All lines in which the word "мероприятия" occurs are to be extracted.

◆ **Extracted entries**
---------------

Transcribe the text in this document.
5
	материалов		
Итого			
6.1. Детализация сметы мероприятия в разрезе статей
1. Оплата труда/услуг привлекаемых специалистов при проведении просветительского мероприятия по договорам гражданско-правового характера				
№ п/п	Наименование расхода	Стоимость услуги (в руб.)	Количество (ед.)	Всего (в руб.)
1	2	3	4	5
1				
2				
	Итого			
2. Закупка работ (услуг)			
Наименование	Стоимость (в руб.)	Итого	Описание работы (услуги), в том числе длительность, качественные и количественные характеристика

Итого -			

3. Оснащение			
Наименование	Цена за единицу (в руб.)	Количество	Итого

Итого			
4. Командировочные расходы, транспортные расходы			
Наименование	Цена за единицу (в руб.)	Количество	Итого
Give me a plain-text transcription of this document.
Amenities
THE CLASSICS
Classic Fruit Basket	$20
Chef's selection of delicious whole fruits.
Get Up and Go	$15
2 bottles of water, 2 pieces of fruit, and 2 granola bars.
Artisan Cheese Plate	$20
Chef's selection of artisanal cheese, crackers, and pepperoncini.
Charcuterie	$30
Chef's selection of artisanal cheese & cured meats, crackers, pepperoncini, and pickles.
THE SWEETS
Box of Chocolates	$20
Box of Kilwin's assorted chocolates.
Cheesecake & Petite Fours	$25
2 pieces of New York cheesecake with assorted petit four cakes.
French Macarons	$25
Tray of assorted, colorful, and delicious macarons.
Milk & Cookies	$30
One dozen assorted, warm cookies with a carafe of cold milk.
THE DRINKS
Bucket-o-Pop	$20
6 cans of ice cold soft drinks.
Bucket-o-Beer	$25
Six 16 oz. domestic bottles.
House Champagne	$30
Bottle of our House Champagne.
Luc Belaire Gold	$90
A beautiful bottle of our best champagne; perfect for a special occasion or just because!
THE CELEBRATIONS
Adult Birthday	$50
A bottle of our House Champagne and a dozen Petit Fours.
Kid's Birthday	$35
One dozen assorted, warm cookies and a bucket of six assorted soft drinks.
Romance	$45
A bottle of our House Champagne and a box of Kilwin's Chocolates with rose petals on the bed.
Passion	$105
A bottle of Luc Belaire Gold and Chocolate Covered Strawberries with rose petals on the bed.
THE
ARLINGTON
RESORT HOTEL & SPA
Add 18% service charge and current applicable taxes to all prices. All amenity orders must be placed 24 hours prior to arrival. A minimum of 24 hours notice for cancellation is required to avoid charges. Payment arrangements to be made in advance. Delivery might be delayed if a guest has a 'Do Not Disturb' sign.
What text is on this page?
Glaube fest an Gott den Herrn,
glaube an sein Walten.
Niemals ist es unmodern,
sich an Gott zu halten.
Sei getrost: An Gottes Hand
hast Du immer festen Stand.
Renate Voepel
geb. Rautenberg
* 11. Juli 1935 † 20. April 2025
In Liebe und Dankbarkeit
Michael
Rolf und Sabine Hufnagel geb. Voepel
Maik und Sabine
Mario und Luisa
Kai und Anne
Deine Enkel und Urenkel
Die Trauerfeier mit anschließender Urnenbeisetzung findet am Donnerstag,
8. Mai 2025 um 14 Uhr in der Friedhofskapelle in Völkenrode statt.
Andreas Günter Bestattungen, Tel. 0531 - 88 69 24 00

---------------

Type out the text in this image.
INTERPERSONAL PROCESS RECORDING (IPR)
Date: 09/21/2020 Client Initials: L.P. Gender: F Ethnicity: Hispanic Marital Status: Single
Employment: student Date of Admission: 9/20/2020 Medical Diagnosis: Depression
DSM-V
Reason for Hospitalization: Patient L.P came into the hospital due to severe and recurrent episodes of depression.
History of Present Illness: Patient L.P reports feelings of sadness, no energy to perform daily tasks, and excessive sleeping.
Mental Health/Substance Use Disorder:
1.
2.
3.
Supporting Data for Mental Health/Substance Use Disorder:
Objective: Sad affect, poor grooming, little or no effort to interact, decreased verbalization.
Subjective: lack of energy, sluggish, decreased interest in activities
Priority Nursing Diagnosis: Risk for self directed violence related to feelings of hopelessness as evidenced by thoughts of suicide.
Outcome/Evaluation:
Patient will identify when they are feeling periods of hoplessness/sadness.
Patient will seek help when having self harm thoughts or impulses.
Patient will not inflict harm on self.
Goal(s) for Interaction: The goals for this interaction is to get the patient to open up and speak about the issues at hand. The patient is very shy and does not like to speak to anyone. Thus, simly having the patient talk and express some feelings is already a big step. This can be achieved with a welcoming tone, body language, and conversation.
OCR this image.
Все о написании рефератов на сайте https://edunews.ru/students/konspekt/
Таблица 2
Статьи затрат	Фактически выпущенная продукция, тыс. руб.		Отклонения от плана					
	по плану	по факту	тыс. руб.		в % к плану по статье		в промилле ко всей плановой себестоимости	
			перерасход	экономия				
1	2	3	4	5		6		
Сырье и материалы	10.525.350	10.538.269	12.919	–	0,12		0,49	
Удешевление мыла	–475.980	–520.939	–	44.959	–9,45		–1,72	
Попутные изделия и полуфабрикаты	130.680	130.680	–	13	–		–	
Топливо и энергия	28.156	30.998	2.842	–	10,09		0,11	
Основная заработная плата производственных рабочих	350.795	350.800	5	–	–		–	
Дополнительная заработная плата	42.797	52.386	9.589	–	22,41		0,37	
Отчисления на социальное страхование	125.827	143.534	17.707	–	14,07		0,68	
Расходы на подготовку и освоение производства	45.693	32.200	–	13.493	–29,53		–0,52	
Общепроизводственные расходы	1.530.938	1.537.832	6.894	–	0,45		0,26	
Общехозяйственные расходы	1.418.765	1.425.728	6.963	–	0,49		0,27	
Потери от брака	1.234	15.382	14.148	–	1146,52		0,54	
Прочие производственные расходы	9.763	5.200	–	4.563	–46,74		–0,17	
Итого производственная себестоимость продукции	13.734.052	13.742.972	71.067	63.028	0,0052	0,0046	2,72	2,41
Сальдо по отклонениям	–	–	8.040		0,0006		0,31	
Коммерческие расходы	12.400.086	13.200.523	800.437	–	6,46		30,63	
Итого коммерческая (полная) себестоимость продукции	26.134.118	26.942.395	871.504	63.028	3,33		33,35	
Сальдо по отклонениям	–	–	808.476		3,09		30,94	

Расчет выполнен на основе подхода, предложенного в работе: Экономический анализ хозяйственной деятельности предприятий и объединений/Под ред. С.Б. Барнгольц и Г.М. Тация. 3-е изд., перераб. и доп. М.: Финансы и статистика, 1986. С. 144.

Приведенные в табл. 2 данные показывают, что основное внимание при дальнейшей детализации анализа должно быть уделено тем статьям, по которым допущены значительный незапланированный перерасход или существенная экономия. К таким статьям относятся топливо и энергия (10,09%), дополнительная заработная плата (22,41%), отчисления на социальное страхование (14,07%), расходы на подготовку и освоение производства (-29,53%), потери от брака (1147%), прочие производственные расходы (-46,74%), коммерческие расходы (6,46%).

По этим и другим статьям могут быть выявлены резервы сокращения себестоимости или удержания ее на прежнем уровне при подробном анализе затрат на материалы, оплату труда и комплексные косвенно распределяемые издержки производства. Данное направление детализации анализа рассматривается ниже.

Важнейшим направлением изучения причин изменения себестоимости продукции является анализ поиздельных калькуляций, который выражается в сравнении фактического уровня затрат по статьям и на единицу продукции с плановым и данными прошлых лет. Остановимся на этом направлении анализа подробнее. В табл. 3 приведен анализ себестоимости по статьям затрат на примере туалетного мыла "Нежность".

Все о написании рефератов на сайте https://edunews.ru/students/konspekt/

---------------

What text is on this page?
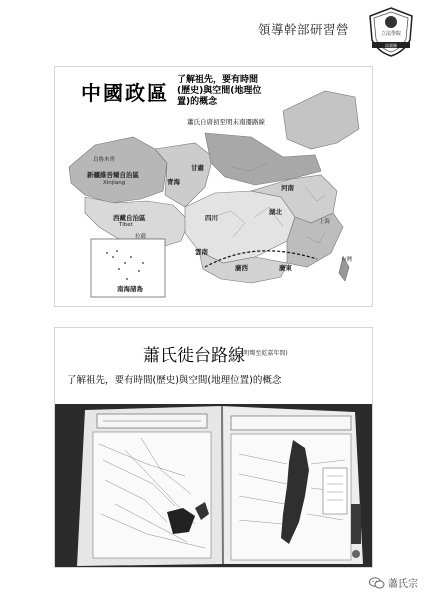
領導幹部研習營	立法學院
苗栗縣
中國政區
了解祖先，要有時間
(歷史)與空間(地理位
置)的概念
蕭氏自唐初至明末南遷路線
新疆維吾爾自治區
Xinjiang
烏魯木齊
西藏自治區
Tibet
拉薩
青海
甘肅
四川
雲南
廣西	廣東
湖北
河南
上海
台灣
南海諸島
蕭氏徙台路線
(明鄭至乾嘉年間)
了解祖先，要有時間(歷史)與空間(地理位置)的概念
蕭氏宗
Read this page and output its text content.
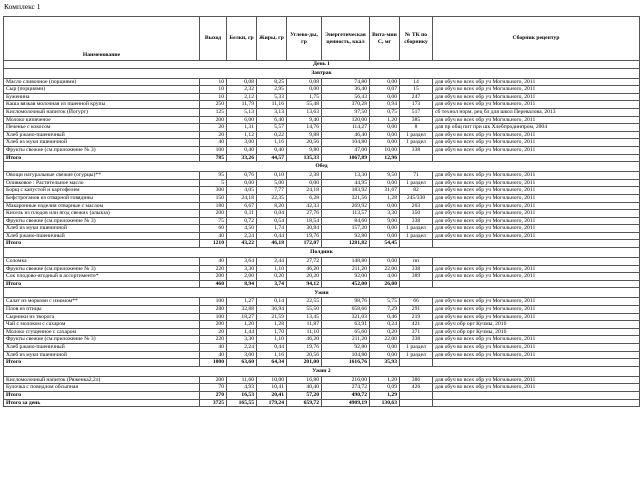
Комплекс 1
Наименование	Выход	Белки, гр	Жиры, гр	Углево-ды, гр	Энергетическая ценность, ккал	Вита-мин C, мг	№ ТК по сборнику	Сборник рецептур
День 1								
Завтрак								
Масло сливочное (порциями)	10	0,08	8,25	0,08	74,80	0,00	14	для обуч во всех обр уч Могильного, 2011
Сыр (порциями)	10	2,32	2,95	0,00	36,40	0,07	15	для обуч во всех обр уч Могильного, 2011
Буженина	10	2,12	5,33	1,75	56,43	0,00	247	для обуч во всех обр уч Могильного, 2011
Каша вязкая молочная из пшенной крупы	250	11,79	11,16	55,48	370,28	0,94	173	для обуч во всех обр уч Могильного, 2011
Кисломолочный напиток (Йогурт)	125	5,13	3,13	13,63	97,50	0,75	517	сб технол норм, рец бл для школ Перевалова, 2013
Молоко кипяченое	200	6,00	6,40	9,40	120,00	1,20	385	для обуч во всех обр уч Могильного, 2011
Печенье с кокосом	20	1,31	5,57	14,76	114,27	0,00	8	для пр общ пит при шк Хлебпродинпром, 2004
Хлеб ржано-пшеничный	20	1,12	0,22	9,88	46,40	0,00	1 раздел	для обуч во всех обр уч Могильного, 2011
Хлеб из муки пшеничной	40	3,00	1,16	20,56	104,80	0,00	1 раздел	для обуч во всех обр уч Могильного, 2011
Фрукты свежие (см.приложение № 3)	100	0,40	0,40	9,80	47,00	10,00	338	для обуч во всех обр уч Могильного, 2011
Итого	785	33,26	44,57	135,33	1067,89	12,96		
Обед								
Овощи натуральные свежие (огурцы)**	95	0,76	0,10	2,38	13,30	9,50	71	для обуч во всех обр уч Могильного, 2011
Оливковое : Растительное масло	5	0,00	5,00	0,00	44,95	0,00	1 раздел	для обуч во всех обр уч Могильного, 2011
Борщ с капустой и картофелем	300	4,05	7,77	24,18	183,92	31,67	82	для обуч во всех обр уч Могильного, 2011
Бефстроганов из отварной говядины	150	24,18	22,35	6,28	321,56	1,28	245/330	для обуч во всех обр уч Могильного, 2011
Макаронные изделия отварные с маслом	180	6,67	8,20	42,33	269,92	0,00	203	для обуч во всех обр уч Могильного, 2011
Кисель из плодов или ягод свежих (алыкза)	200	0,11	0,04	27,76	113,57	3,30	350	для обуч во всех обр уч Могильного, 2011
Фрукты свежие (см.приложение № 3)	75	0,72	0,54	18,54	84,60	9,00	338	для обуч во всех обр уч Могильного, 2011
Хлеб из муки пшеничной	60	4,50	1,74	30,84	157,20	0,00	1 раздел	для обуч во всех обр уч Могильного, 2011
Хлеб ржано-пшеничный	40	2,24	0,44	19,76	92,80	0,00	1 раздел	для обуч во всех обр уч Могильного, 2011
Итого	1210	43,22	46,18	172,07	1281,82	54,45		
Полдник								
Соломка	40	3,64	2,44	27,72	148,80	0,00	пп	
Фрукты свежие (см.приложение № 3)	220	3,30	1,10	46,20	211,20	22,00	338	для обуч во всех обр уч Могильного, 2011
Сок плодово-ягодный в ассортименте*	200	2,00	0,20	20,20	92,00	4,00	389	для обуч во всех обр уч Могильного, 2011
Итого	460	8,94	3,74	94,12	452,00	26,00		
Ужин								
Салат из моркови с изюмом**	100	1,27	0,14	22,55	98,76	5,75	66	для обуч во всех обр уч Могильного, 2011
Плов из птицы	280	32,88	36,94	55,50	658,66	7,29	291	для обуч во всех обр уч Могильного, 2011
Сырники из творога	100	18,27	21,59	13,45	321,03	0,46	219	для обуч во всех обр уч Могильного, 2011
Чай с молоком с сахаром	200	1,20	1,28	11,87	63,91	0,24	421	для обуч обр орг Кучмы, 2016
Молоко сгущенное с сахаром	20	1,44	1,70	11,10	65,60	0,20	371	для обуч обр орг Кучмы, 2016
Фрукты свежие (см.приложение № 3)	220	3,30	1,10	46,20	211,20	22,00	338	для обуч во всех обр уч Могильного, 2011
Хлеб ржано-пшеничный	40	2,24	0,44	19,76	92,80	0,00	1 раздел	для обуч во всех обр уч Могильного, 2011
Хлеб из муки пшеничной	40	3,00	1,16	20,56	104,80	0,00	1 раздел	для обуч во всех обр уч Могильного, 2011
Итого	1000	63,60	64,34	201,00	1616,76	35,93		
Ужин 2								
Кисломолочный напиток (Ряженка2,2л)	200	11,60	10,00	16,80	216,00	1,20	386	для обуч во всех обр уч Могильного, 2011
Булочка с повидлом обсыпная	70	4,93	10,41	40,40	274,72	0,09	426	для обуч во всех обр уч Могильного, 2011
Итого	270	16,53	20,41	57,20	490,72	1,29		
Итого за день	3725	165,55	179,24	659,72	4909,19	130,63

---------------

◆ **The answer**
6.1. Детализация сметы мероприятия в разрезе статей
1. Оплата труда/услуг привлекаемых специалистов при проведении просветительского мероприятия по договорам гражданско-правового характера				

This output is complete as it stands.